Below are the records. List every line holding the word "development".

→ PROVIDED ENTRIES
** begin **

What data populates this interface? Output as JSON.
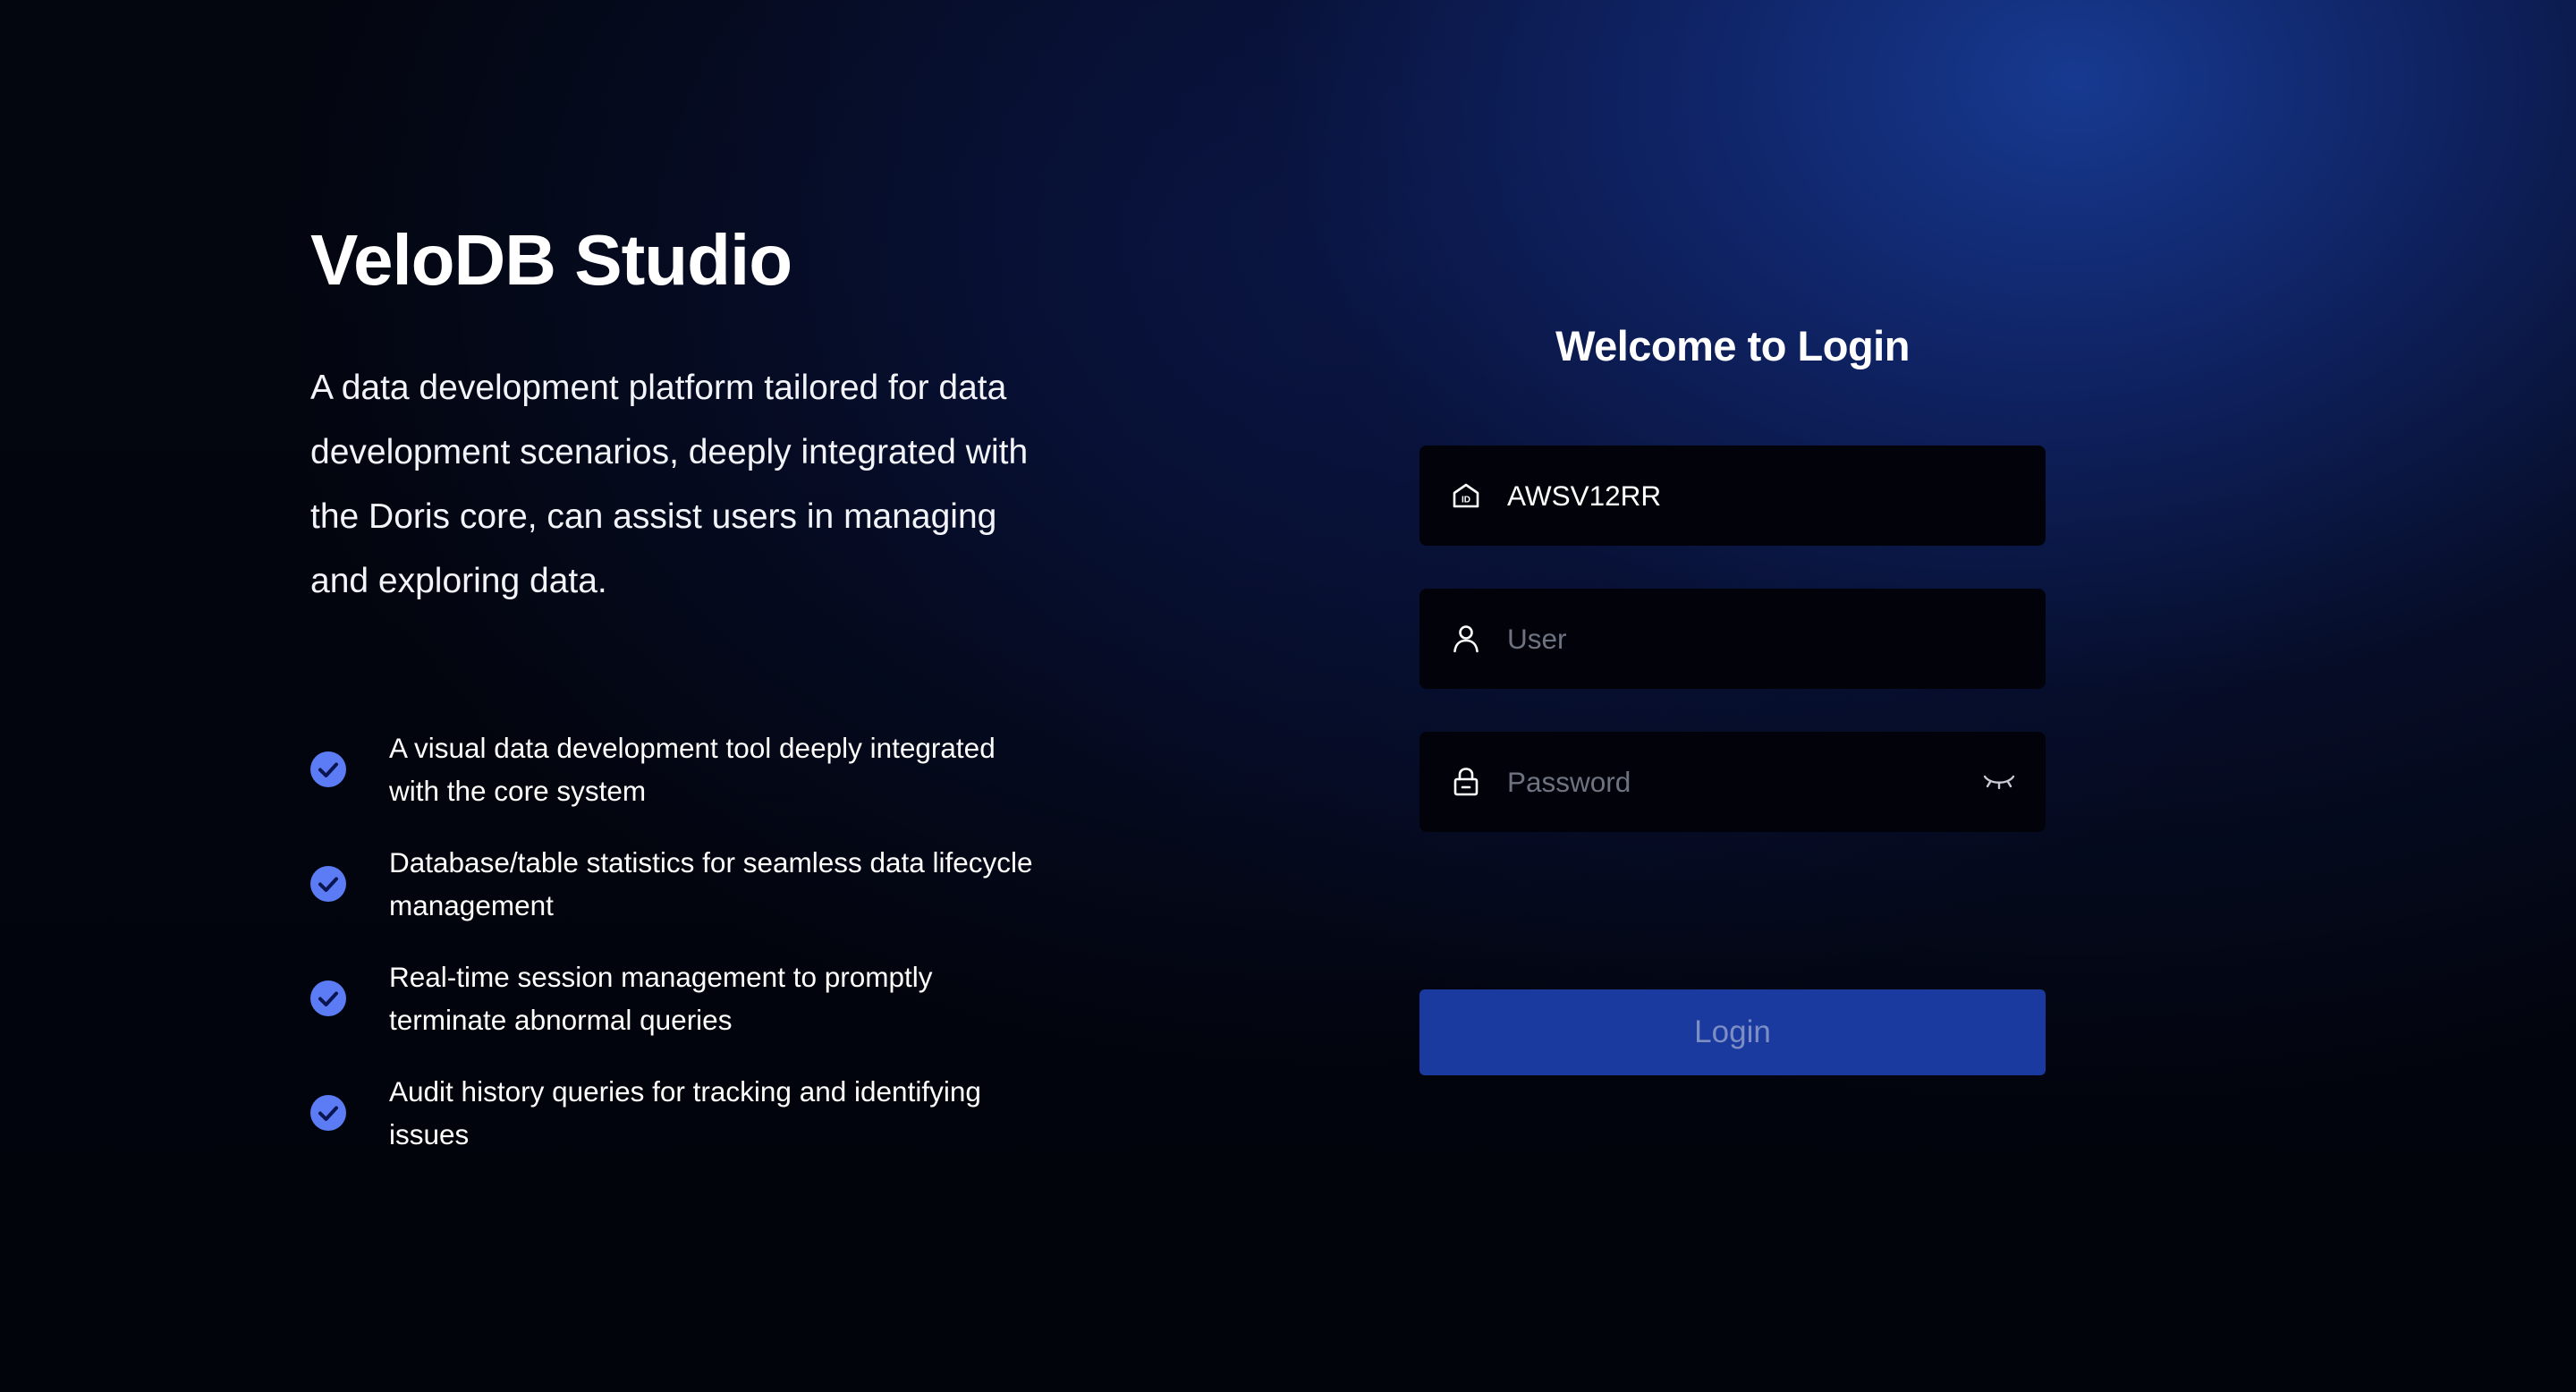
{
  "brand": {
    "title": "VeloDB Studio",
    "description": "A data development platform tailored for data development scenarios, deeply integrated with the Doris core, can assist users in managing and exploring data."
  },
  "features": [
    {
      "text": "A visual data development tool deeply integrated with the core system",
      "icon": "check-circle-icon"
    },
    {
      "text": "Database/table statistics for seamless data lifecycle management",
      "icon": "check-circle-icon"
    },
    {
      "text": "Real-time session management to promptly terminate abnormal queries",
      "icon": "check-circle-icon"
    },
    {
      "text": "Audit history queries for tracking and identifying issues",
      "icon": "check-circle-icon"
    }
  ],
  "login": {
    "title": "Welcome to Login",
    "id_field": {
      "value": "AWSV12RR",
      "placeholder": "",
      "icon": "id-card-icon"
    },
    "user_field": {
      "value": "",
      "placeholder": "User",
      "icon": "user-icon"
    },
    "password_field": {
      "value": "",
      "placeholder": "Password",
      "icon": "lock-icon",
      "toggle_icon": "eye-closed-icon"
    },
    "button_label": "Login"
  },
  "colors": {
    "accent": "#5b7cf5",
    "button_bg": "#1a3aa0",
    "button_text": "#7d8ec2",
    "field_bg": "#02030a",
    "placeholder": "#6e7380"
  }
}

** end **

→ ANSWER TO THE EXERCISE
    "description": "A data development platform tailored for data development scenarios, deeply integrated with the Doris core, can assist users in managing and exploring data."
      "text": "A visual data development tool deeply integrated with the core system",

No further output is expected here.